_RECORDS FOR PROCESSING:_
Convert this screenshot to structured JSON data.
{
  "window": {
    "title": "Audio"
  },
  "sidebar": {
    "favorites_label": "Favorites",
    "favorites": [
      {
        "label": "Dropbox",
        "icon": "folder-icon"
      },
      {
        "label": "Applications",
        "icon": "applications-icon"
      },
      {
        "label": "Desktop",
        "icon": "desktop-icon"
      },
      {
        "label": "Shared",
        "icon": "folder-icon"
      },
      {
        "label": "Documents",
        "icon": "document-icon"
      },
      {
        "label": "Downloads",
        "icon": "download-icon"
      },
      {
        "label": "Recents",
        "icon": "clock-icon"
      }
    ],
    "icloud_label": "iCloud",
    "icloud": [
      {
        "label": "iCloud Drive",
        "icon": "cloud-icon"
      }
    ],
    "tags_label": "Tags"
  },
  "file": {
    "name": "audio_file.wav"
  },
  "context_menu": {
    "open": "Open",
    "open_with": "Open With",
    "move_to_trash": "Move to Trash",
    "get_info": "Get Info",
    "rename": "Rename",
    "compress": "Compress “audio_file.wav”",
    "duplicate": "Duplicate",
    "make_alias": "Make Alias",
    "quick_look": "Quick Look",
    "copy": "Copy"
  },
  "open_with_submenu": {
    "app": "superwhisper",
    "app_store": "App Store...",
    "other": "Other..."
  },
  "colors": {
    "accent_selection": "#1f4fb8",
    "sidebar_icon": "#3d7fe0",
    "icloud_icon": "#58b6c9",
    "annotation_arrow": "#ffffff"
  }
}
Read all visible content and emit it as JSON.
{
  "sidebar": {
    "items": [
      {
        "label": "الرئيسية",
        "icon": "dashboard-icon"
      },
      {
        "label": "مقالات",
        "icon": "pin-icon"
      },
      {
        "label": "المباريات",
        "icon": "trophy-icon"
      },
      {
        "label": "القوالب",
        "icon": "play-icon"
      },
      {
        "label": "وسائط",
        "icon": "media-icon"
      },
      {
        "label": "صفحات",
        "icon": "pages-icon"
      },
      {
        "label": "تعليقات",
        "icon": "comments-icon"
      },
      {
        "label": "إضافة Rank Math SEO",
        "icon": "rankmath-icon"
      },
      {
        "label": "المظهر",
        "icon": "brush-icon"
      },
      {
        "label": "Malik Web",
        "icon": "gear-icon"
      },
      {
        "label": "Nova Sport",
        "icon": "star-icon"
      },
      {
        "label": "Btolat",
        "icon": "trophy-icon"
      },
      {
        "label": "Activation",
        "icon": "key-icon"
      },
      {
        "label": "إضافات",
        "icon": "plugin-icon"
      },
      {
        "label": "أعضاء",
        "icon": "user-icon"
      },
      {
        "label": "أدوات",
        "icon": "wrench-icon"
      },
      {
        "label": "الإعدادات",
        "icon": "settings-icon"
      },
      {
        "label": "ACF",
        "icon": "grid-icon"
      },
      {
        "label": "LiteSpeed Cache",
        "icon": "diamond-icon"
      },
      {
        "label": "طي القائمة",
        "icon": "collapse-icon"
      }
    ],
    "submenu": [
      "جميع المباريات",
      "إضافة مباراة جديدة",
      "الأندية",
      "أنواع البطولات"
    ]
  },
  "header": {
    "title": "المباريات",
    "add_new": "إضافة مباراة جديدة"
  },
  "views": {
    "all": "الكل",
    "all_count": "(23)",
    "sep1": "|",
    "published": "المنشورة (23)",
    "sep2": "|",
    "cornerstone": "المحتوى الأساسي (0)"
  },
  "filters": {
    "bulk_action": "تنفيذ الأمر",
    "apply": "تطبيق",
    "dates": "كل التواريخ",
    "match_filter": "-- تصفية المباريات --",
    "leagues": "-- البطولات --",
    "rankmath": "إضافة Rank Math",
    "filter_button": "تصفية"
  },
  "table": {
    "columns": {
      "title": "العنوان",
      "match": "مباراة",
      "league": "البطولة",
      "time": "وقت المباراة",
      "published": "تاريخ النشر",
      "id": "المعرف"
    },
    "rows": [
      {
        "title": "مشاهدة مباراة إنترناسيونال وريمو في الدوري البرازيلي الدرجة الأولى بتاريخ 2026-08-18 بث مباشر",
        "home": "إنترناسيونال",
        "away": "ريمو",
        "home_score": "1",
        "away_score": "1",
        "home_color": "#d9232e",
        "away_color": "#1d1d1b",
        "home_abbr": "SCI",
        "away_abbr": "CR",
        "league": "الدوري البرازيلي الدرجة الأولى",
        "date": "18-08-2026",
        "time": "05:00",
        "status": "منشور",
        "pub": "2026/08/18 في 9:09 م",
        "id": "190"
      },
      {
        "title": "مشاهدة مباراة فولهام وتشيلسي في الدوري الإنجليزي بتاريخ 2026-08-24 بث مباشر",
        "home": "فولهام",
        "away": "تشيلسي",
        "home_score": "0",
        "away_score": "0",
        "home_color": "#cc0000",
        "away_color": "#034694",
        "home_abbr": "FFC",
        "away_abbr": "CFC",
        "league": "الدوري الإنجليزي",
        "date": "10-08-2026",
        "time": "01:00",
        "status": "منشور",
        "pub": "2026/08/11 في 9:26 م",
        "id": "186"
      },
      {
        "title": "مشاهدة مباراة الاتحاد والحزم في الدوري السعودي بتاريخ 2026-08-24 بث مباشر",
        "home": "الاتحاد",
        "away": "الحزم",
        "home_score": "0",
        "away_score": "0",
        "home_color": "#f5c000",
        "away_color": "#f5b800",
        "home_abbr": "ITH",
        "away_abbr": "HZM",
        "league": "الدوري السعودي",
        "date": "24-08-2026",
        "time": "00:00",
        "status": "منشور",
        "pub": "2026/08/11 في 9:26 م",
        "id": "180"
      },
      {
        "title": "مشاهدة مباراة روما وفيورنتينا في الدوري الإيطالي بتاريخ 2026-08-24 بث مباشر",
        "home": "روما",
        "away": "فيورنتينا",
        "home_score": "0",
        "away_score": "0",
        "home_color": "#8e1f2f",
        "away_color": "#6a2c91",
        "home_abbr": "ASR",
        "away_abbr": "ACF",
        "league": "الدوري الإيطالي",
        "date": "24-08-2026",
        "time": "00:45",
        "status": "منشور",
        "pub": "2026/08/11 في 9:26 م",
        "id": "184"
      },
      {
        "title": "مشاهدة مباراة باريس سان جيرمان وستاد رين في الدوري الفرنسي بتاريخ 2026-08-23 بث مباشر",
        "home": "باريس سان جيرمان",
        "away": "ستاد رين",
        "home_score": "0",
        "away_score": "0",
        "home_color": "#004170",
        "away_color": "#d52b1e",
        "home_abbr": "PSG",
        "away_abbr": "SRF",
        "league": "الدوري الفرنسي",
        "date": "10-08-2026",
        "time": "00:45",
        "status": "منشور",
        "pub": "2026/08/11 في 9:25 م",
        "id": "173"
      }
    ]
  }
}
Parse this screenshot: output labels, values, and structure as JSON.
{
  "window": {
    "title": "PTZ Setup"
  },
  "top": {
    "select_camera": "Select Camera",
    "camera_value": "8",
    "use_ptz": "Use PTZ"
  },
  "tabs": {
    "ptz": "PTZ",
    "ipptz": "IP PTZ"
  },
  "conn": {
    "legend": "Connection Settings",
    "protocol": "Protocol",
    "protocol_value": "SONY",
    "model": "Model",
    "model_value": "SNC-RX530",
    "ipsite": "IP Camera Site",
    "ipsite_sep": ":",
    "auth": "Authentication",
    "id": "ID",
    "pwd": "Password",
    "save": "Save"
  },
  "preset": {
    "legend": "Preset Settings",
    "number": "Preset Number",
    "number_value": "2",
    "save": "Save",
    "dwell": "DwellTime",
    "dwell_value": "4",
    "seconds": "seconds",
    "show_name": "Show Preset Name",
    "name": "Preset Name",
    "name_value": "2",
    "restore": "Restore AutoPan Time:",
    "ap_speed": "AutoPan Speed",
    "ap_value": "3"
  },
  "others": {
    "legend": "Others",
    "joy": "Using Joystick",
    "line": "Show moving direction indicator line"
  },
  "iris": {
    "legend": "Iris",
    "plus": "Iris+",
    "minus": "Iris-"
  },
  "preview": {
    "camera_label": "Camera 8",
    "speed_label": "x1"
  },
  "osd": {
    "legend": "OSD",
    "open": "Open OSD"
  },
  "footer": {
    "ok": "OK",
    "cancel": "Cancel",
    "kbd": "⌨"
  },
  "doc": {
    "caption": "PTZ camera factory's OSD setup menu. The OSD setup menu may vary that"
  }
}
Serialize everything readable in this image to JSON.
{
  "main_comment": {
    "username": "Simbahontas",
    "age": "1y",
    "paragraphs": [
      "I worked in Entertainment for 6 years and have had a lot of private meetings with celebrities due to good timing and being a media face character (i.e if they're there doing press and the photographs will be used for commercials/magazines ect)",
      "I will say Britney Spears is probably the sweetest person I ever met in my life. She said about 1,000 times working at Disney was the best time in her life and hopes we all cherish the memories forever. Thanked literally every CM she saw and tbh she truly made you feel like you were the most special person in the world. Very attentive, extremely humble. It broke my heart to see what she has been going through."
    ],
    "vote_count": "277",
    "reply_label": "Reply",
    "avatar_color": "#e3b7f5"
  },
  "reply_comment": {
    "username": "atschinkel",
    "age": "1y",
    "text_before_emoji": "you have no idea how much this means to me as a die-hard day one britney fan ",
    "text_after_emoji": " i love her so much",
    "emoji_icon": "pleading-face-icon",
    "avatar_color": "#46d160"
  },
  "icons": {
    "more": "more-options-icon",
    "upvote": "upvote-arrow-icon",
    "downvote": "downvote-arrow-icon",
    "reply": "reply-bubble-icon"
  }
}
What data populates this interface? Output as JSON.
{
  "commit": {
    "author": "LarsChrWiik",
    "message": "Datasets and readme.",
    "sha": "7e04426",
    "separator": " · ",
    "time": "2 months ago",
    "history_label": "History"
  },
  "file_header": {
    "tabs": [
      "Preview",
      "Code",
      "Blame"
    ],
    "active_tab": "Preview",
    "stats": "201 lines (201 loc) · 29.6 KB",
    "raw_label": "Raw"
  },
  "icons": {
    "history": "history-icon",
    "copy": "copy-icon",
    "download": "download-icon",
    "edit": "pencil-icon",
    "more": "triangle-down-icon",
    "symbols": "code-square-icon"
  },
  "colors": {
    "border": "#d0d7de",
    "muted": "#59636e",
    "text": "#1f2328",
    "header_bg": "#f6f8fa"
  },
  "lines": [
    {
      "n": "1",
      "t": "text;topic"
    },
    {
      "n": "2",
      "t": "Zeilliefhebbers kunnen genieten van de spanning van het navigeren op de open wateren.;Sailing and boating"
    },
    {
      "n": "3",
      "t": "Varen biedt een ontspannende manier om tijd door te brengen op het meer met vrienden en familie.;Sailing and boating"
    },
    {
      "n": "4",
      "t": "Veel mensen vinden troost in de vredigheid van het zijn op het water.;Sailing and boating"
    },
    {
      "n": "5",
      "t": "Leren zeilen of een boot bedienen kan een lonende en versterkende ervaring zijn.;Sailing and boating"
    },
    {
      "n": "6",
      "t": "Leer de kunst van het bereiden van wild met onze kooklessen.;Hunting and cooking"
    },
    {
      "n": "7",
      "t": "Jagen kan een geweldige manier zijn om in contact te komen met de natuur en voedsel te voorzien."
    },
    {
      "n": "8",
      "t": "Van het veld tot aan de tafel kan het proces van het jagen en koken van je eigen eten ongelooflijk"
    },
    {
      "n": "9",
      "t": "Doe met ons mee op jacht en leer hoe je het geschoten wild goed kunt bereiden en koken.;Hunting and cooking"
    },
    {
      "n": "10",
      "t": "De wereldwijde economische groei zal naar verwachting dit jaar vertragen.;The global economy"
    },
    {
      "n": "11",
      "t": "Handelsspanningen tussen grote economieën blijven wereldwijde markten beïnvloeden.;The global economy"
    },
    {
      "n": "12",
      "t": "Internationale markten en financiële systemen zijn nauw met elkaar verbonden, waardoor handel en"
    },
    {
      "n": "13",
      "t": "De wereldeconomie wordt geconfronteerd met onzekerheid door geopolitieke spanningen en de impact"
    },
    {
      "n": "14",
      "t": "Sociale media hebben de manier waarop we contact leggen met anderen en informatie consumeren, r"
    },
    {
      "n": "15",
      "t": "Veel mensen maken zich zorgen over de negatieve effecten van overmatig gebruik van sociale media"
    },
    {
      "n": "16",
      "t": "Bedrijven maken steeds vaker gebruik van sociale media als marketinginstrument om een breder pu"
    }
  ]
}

_TASK DETAILS:_ Find all the lines containing "legend" in the material, then copy them.

_EXERCISE RESULT:_
    "legend": "Connection Settings",
    "legend": "Preset Settings",
    "legend": "Others",
    "legend": "Iris",
    "legend": "OSD",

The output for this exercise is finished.